- **AIM OF THE TASK**
Reproduce every line of the data below verbatim, leaving out the pictures.

- **GIVEN INFORMATION**
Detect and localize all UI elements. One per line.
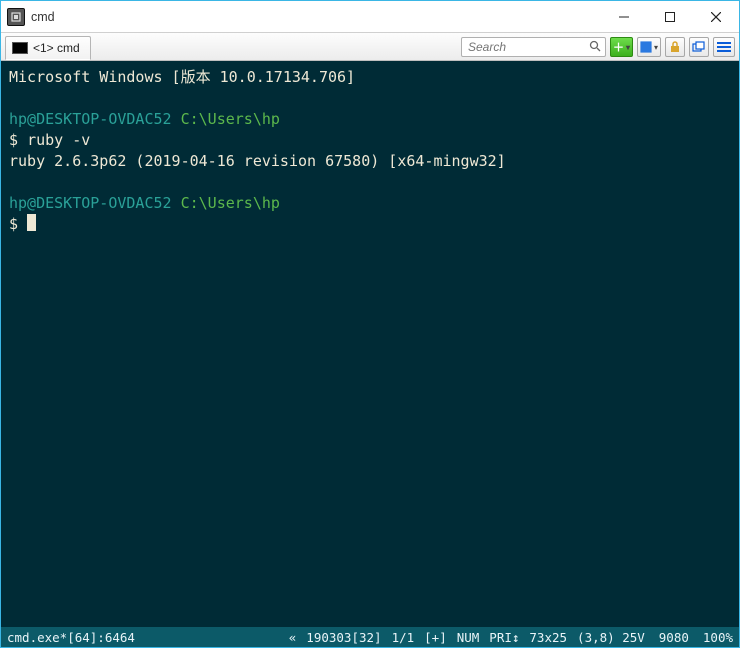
tab-cmd[interactable]: <1> cmd	[5, 36, 91, 60]
lock-button[interactable]	[665, 37, 685, 57]
status-plus: [+]	[424, 630, 447, 645]
search-input[interactable]	[462, 40, 585, 54]
toolbar: <1> cmd ＋▾ ▾	[1, 33, 739, 61]
status-zoom: 100%	[703, 630, 733, 645]
titlebar: cmd	[1, 1, 739, 33]
window-controls	[601, 2, 739, 32]
tab-label: <1> cmd	[33, 41, 80, 55]
prompt-userhost: hp@DESKTOP-OVDAC52	[9, 194, 172, 212]
status-linecount: 1/1	[392, 630, 415, 645]
status-cursor-pos: (3,8) 25V	[577, 630, 645, 645]
terminal-line: Microsoft Windows [版本 10.0.17134.706]	[9, 68, 355, 86]
chevron-down-icon: ▾	[626, 43, 630, 52]
menu-button[interactable]	[713, 37, 735, 57]
close-button[interactable]	[693, 2, 739, 32]
prompt-symbol: $	[9, 131, 18, 149]
search-icon[interactable]	[585, 40, 605, 55]
app-icon	[7, 8, 25, 26]
status-bar: cmd.exe*[64]:6464 « 190303[32] 1/1 [+] N…	[1, 627, 739, 647]
status-pid: 9080	[659, 630, 689, 645]
new-tab-button[interactable]: ＋▾	[610, 37, 633, 57]
cursor	[27, 214, 36, 231]
status-chevron: «	[289, 630, 297, 645]
terminal-icon	[12, 42, 28, 54]
chevron-down-icon: ▾	[654, 43, 658, 52]
status-process: cmd.exe*[64]:6464	[7, 630, 135, 645]
window-title: cmd	[31, 10, 55, 24]
status-numlock: NUM	[457, 630, 480, 645]
status-size: 73x25	[529, 630, 567, 645]
prompt-userhost: hp@DESKTOP-OVDAC52	[9, 110, 172, 128]
maximize-button[interactable]	[647, 2, 693, 32]
prompt-path: C:\Users\hp	[181, 194, 280, 212]
search-box[interactable]	[461, 37, 606, 57]
command-output: ruby 2.6.3p62 (2019-04-16 revision 67580…	[9, 152, 506, 170]
status-priority: PRI↕	[489, 630, 519, 645]
status-date: 190303[32]	[306, 630, 381, 645]
terminal-output[interactable]: Microsoft Windows [版本 10.0.17134.706] hp…	[1, 61, 739, 627]
prompt-path: C:\Users\hp	[181, 110, 280, 128]
minimize-button[interactable]	[601, 2, 647, 32]
windows-button[interactable]	[689, 37, 709, 57]
prompt-symbol: $	[9, 215, 18, 233]
layout-button[interactable]: ▾	[637, 37, 661, 57]
command-input: ruby -v	[27, 131, 90, 149]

- **FULL OUTPUT**
Detect and localize all UI elements. One per line.
tab-cmd[interactable]: <1> cmd	[5, 36, 91, 60]
lock-button[interactable]	[665, 37, 685, 57]
status-plus: [+]	[424, 630, 447, 645]
search-input[interactable]	[462, 40, 585, 54]
toolbar: <1> cmd ＋▾ ▾	[1, 33, 739, 61]
status-zoom: 100%	[703, 630, 733, 645]
titlebar: cmd	[1, 1, 739, 33]
window-controls	[601, 2, 739, 32]
tab-label: <1> cmd	[33, 41, 80, 55]
prompt-userhost: hp@DESKTOP-OVDAC52	[9, 194, 172, 212]
status-linecount: 1/1	[392, 630, 415, 645]
status-cursor-pos: (3,8) 25V	[577, 630, 645, 645]
terminal-line: Microsoft Windows [版本 10.0.17134.706]	[9, 68, 355, 86]
chevron-down-icon: ▾	[626, 43, 630, 52]
menu-button[interactable]	[713, 37, 735, 57]
close-button[interactable]	[693, 2, 739, 32]
prompt-symbol: $	[9, 131, 18, 149]
search-icon[interactable]	[585, 40, 605, 55]
app-icon	[7, 8, 25, 26]
status-bar: cmd.exe*[64]:6464 « 190303[32] 1/1 [+] N…	[1, 627, 739, 647]
status-pid: 9080	[659, 630, 689, 645]
new-tab-button[interactable]: ＋▾	[610, 37, 633, 57]
cursor	[27, 214, 36, 231]
status-chevron: «	[289, 630, 297, 645]
terminal-icon	[12, 42, 28, 54]
chevron-down-icon: ▾	[654, 43, 658, 52]
status-process: cmd.exe*[64]:6464	[7, 630, 135, 645]
window-title: cmd	[31, 10, 55, 24]
status-numlock: NUM	[457, 630, 480, 645]
status-size: 73x25	[529, 630, 567, 645]
prompt-userhost: hp@DESKTOP-OVDAC52	[9, 110, 172, 128]
maximize-button[interactable]	[647, 2, 693, 32]
prompt-path: C:\Users\hp	[181, 194, 280, 212]
search-box[interactable]	[461, 37, 606, 57]
command-output: ruby 2.6.3p62 (2019-04-16 revision 67580…	[9, 152, 506, 170]
status-priority: PRI↕	[489, 630, 519, 645]
status-date: 190303[32]	[306, 630, 381, 645]
terminal-output[interactable]: Microsoft Windows [版本 10.0.17134.706] hp…	[1, 61, 739, 627]
prompt-path: C:\Users\hp	[181, 110, 280, 128]
minimize-button[interactable]	[601, 2, 647, 32]
windows-button[interactable]	[689, 37, 709, 57]
prompt-symbol: $	[9, 215, 18, 233]
layout-button[interactable]: ▾	[637, 37, 661, 57]
command-input: ruby -v	[27, 131, 90, 149]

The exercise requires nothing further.